_Brief_
Read through the listing below and return only the lines containing "Hazard".
::::
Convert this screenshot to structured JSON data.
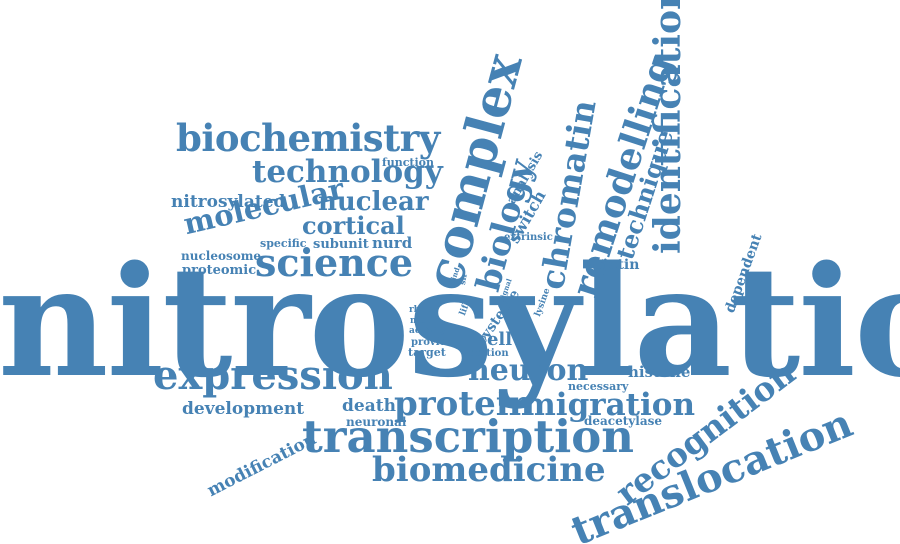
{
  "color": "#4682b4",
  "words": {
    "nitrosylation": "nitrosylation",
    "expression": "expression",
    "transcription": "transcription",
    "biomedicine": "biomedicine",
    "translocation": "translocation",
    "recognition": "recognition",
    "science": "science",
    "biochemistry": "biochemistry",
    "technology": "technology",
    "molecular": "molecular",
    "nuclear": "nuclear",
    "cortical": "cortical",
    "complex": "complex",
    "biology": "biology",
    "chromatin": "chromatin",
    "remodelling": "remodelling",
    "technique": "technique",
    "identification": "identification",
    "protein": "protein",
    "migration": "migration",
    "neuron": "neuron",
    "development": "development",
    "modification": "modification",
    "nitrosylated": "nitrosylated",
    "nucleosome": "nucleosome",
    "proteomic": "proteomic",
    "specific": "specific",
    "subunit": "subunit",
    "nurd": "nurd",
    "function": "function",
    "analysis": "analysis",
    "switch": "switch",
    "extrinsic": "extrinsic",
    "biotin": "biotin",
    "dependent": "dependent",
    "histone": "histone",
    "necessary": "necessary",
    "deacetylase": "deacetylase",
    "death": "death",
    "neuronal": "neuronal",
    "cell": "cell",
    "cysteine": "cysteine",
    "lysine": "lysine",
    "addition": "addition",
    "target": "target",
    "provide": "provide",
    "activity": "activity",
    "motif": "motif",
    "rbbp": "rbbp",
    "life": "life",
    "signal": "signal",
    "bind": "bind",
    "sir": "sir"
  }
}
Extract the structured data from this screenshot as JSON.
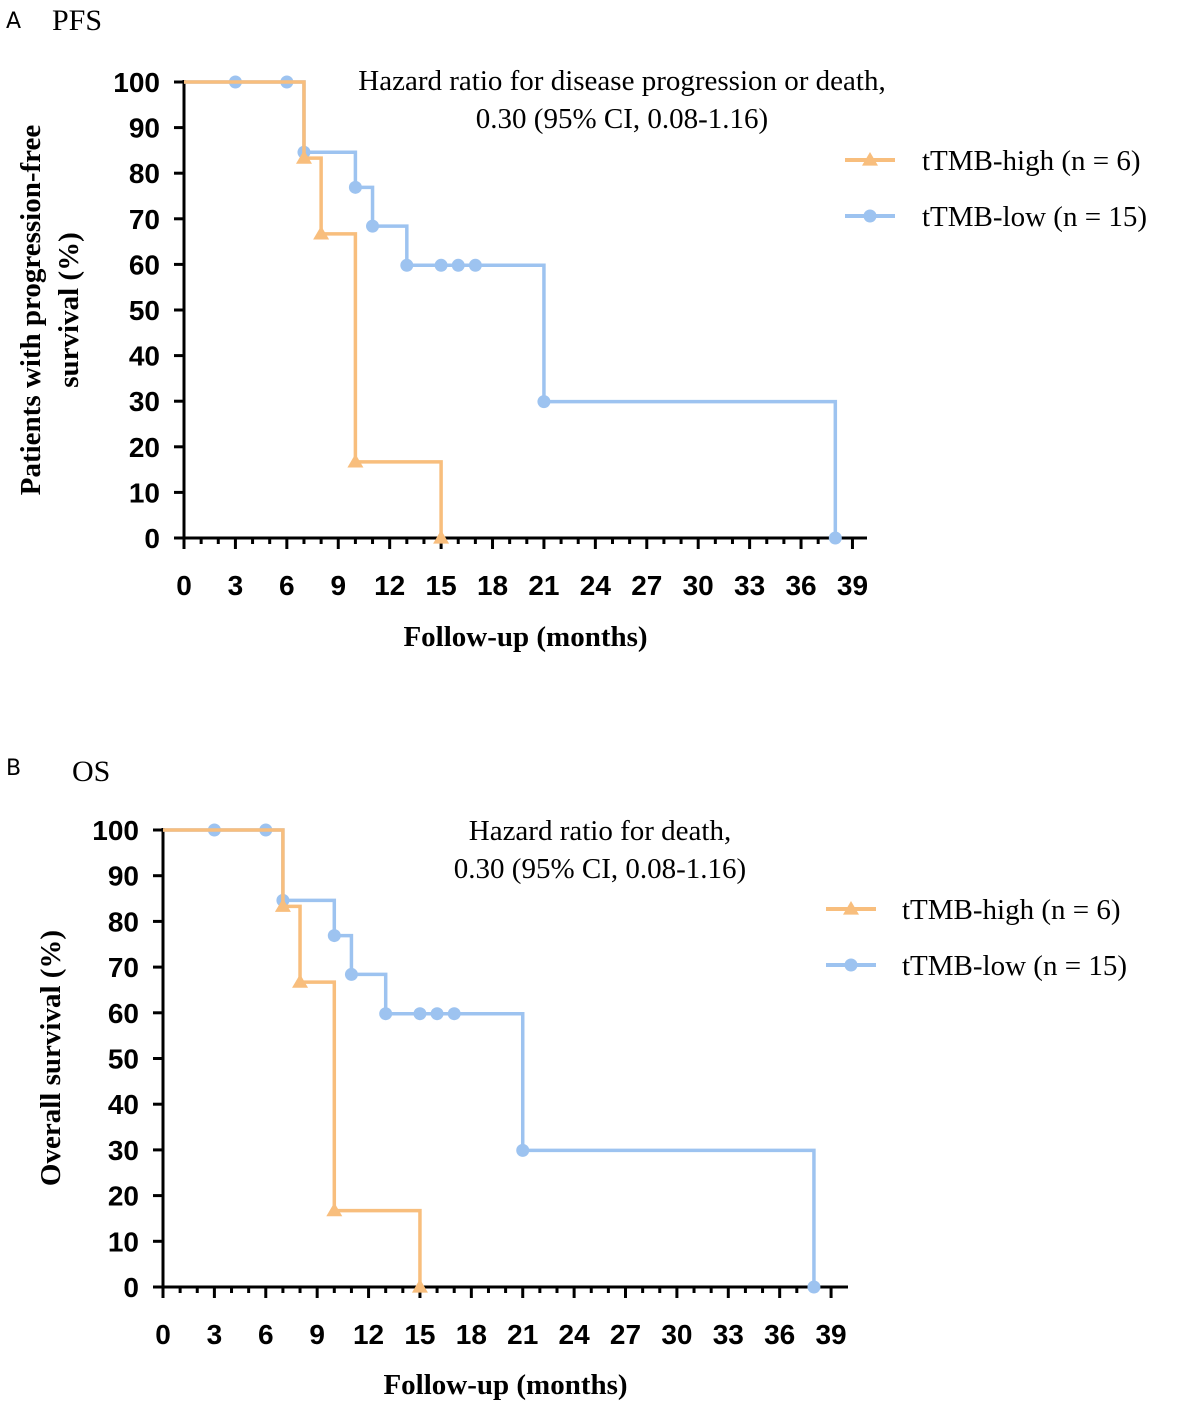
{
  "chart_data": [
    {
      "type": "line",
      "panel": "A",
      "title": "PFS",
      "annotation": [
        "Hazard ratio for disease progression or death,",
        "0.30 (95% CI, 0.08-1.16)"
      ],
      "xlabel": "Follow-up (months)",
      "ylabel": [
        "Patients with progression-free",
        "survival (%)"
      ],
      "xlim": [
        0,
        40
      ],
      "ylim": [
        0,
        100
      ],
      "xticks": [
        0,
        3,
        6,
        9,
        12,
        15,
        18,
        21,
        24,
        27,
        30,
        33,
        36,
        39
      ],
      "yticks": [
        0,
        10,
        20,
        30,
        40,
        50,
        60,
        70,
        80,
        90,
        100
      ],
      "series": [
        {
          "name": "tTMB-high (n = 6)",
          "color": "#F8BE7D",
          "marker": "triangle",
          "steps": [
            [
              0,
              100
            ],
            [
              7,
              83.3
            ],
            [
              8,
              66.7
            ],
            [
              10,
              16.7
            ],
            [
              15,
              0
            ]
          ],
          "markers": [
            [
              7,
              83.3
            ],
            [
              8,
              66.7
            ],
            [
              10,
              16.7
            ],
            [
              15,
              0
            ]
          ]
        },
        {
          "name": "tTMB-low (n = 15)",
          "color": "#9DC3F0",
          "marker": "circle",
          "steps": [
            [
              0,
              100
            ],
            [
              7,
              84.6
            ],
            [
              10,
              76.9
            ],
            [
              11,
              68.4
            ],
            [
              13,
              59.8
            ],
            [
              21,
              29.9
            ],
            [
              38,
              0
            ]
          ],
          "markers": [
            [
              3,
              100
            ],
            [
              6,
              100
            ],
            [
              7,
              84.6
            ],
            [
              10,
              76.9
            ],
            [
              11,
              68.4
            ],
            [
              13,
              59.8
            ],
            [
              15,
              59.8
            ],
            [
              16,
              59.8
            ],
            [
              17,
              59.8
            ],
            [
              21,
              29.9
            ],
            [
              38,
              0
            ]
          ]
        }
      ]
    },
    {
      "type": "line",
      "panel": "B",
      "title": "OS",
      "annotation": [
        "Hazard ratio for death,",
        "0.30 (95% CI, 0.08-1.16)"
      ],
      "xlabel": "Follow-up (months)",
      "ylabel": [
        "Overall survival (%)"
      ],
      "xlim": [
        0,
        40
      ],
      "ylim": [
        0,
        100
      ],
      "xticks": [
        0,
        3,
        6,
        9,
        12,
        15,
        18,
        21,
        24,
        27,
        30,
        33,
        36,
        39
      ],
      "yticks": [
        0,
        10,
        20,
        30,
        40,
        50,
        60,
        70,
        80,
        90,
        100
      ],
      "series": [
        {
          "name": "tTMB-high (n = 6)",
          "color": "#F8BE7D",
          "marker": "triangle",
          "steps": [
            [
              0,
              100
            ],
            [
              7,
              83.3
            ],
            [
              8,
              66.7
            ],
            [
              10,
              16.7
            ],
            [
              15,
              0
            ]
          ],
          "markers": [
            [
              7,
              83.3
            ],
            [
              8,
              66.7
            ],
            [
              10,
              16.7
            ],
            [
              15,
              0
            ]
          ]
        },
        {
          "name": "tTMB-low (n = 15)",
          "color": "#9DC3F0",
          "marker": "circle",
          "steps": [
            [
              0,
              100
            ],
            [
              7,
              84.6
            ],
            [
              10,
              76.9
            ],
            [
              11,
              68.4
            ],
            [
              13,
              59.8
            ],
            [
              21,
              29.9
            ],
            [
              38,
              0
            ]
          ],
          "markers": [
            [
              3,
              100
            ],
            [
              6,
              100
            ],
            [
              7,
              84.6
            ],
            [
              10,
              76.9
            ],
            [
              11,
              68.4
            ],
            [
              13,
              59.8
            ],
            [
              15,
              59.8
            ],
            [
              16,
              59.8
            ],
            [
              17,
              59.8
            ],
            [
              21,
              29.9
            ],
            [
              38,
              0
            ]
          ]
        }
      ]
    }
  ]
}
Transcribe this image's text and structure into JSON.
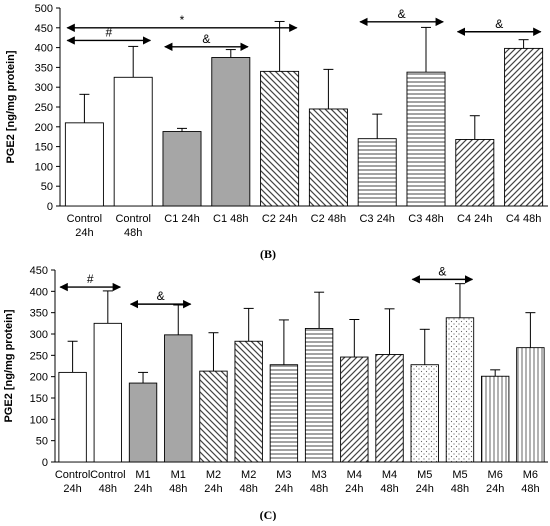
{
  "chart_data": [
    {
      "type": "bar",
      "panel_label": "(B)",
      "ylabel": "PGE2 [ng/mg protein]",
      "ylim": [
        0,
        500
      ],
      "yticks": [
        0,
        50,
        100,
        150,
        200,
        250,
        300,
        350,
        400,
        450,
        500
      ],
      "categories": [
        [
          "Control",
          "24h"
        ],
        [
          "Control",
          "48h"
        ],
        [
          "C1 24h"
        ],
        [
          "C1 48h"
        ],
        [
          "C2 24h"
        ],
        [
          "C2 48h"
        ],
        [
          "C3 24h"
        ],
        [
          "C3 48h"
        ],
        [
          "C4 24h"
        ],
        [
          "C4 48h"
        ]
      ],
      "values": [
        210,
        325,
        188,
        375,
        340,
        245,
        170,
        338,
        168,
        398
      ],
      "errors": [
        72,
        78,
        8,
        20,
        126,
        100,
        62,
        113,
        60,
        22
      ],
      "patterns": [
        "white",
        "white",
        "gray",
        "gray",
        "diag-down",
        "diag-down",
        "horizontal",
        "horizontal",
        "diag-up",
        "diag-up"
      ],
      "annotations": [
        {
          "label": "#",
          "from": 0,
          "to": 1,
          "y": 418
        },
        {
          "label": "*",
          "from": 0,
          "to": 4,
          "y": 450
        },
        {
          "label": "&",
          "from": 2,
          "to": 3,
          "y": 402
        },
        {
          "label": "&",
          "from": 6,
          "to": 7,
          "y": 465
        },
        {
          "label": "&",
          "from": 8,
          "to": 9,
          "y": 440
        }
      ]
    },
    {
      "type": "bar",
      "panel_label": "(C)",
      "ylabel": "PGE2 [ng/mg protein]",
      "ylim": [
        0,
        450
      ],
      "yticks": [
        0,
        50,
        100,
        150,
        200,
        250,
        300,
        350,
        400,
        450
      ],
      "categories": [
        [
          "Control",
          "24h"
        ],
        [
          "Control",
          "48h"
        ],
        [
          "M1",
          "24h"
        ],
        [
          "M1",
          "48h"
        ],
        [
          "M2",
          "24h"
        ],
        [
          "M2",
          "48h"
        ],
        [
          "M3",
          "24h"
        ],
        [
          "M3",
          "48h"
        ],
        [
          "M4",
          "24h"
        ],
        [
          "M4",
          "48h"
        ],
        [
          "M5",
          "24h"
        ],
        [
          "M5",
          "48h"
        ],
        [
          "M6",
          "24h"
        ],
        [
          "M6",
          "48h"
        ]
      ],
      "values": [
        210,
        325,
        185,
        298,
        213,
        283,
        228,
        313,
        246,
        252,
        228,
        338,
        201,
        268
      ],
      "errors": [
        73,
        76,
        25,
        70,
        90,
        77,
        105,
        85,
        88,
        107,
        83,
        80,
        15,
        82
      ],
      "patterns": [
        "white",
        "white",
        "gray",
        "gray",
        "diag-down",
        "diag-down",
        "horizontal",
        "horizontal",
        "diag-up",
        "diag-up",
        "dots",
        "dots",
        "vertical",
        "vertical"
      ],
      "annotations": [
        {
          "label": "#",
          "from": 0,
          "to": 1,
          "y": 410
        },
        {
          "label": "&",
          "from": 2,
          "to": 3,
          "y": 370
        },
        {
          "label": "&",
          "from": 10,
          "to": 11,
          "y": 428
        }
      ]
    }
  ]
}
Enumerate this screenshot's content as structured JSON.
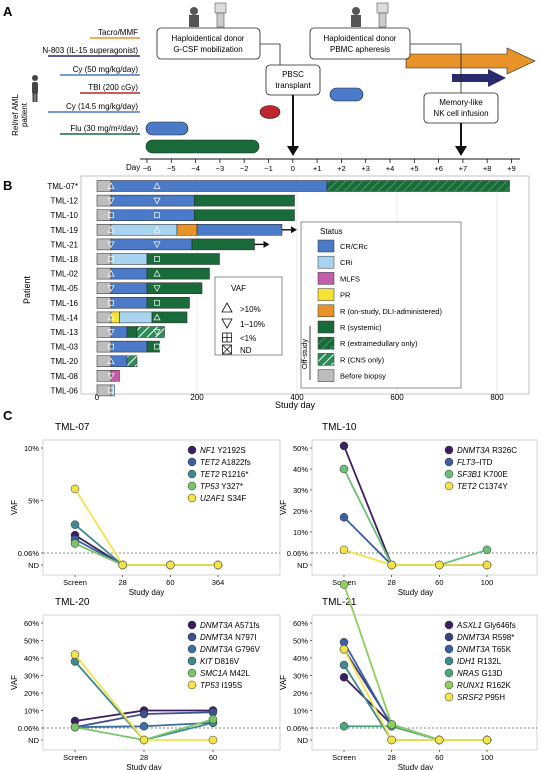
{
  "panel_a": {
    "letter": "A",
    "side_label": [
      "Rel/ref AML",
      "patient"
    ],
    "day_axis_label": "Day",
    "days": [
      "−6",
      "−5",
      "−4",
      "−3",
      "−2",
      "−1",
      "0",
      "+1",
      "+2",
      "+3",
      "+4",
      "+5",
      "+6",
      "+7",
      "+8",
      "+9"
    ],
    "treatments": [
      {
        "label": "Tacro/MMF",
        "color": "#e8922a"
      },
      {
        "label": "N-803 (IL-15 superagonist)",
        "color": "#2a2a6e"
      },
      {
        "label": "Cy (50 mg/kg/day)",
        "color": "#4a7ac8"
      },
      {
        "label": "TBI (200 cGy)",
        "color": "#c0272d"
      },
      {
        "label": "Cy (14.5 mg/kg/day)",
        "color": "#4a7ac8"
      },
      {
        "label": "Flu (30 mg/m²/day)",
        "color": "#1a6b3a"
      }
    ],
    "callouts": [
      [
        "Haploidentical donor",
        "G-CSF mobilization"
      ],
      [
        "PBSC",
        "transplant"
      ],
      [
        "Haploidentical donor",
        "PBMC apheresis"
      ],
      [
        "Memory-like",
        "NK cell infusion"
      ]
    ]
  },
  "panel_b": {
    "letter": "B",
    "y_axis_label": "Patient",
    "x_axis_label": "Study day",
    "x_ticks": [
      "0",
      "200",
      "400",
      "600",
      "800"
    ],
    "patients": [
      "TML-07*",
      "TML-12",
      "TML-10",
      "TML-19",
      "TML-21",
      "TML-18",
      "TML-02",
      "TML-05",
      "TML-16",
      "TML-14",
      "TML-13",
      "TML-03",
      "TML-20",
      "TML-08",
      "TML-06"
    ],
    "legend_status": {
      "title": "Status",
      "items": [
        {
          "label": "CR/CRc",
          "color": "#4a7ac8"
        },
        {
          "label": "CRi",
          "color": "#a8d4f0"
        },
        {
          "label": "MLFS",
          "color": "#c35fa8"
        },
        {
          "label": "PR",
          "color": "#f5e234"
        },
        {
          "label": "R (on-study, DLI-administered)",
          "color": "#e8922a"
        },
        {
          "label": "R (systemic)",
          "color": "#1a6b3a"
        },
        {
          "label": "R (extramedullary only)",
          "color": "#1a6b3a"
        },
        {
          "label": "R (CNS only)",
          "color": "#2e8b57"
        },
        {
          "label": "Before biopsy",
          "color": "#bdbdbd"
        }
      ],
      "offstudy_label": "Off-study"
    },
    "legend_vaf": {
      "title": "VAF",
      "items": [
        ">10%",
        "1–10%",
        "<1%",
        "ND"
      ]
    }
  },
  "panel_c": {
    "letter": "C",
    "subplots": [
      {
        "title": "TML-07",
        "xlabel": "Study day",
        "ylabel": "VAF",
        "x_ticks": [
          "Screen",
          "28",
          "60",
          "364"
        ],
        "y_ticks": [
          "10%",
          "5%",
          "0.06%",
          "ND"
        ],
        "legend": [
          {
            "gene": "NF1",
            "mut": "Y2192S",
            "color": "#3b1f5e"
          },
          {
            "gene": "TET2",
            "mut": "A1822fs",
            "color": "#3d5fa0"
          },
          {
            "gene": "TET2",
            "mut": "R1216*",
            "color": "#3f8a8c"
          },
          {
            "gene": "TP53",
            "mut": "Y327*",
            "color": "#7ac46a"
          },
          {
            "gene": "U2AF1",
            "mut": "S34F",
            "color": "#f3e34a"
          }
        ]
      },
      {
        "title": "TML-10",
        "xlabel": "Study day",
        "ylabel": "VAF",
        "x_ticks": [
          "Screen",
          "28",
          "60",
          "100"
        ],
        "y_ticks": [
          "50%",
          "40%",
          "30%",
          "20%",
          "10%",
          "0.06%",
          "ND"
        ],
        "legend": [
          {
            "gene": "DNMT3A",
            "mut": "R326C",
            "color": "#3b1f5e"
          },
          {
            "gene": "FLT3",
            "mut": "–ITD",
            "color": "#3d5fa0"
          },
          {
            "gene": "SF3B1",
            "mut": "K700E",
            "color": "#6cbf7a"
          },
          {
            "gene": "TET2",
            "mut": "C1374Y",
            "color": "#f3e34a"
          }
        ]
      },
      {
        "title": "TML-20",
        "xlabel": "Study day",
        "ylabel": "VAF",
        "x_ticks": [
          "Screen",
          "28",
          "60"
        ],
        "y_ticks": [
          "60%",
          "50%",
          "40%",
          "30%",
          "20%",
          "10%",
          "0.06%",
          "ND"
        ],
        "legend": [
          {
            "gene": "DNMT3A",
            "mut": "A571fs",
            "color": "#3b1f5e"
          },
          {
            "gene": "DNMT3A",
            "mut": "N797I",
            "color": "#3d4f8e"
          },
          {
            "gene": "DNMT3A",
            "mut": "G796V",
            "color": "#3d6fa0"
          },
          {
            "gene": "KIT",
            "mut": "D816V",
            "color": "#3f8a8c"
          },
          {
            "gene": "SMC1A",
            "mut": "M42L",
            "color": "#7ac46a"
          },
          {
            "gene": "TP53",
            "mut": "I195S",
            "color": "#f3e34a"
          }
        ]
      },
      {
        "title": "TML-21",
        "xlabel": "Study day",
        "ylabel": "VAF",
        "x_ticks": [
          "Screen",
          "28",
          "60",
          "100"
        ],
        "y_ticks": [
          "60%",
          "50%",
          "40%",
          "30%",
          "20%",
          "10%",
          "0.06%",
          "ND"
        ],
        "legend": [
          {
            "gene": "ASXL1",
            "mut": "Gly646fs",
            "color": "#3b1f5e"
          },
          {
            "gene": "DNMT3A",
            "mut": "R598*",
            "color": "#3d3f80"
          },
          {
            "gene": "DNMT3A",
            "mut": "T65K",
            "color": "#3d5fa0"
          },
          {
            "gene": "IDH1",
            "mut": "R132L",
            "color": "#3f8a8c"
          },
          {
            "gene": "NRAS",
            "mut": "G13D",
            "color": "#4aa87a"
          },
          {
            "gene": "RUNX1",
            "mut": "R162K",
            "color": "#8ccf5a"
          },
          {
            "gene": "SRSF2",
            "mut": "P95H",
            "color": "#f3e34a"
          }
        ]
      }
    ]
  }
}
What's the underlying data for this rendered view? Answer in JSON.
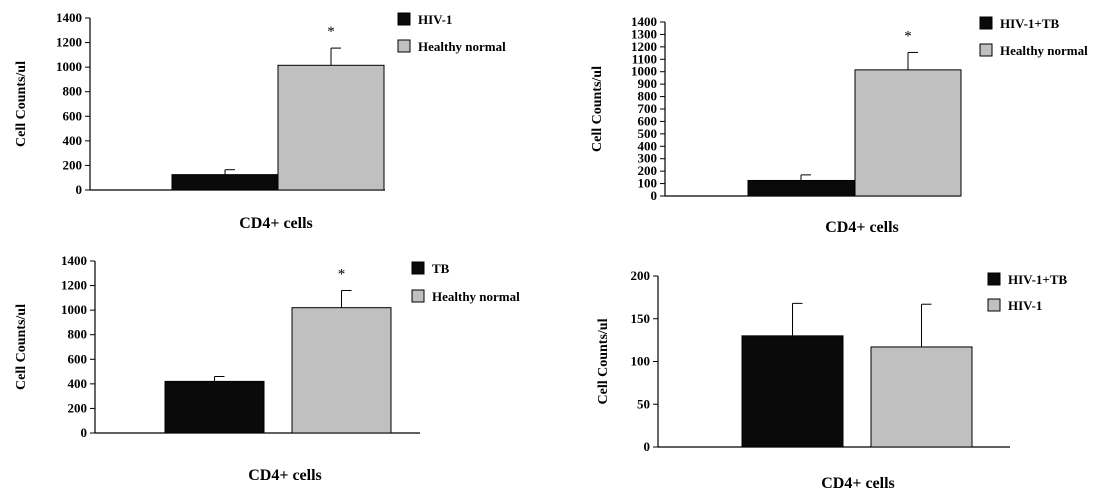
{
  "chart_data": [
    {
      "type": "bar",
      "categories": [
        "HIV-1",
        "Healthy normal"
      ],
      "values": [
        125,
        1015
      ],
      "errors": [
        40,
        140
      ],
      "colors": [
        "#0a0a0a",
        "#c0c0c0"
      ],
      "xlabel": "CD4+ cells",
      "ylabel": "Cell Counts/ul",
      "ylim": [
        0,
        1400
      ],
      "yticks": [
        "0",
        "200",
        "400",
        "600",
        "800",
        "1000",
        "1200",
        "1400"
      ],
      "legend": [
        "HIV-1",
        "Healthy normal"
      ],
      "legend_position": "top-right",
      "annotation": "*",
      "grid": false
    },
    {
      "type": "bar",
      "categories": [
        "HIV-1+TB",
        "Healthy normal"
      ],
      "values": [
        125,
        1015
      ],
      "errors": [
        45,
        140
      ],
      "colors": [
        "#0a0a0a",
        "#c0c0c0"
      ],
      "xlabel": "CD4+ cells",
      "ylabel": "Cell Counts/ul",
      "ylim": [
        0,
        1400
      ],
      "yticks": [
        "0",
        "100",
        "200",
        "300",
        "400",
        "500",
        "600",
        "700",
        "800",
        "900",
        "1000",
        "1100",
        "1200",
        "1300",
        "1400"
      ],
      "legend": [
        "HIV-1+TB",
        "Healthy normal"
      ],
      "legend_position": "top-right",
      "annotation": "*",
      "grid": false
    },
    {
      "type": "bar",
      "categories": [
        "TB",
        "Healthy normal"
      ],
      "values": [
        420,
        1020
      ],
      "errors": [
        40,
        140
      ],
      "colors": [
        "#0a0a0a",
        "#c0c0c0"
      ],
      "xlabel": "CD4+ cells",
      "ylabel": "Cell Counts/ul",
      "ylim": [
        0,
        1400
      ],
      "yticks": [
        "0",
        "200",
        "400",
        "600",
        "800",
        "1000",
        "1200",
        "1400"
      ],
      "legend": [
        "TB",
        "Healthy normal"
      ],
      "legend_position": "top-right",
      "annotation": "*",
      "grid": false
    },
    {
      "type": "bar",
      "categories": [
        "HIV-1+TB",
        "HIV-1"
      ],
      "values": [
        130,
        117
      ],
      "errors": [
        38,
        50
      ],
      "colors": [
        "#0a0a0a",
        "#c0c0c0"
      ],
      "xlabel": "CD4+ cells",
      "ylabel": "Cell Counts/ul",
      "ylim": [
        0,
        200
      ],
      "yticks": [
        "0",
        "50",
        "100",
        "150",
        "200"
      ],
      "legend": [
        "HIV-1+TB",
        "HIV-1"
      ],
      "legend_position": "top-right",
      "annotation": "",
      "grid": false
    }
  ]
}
::::
_Exercise response_
        "Hazard ratio for disease progression or death,",
        "Hazard ratio for death,",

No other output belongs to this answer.